=== Entries provided ===

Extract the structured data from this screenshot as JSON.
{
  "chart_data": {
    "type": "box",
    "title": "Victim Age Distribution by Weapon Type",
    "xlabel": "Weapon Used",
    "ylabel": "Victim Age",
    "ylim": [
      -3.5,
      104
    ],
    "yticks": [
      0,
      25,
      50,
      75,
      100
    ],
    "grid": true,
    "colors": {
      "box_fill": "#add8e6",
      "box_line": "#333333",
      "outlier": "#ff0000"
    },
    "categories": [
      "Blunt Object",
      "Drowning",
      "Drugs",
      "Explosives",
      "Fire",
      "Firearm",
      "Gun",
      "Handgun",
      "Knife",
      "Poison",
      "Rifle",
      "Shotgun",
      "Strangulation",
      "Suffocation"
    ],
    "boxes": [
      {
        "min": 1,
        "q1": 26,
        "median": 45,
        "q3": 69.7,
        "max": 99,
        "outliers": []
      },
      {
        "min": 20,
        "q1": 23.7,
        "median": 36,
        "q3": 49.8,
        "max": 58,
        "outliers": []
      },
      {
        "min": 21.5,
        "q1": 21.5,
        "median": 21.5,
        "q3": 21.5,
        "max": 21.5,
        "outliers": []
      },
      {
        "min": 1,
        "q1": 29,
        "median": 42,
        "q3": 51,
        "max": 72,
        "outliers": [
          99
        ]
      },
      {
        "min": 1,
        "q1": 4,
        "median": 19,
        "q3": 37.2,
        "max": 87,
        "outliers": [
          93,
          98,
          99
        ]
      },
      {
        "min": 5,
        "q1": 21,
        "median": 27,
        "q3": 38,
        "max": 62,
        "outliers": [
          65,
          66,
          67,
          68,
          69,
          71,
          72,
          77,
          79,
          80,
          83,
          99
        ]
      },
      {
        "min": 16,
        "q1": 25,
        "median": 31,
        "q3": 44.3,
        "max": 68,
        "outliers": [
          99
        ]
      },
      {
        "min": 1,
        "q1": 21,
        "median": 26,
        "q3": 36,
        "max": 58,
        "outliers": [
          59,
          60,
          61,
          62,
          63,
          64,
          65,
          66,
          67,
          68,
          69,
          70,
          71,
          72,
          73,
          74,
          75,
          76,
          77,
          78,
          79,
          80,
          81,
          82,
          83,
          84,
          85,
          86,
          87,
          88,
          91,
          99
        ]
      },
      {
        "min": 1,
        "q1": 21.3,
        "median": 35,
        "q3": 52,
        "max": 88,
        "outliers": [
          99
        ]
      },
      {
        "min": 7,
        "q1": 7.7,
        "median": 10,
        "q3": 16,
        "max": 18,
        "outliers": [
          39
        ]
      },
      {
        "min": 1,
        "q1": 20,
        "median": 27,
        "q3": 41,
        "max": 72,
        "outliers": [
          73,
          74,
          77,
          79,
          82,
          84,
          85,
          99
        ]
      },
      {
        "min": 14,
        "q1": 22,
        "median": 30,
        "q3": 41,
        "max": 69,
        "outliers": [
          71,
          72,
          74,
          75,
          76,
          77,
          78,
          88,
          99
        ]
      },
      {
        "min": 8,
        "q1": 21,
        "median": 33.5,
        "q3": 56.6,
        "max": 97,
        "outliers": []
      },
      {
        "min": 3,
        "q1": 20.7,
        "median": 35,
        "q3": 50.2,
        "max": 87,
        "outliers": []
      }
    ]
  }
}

===

Task statement> Go through the data above and find the lines with the word "Victim". Copy each of those lines.

Problem solution>
    "title": "Victim Age Distribution by Weapon Type",
    "ylabel": "Victim Age",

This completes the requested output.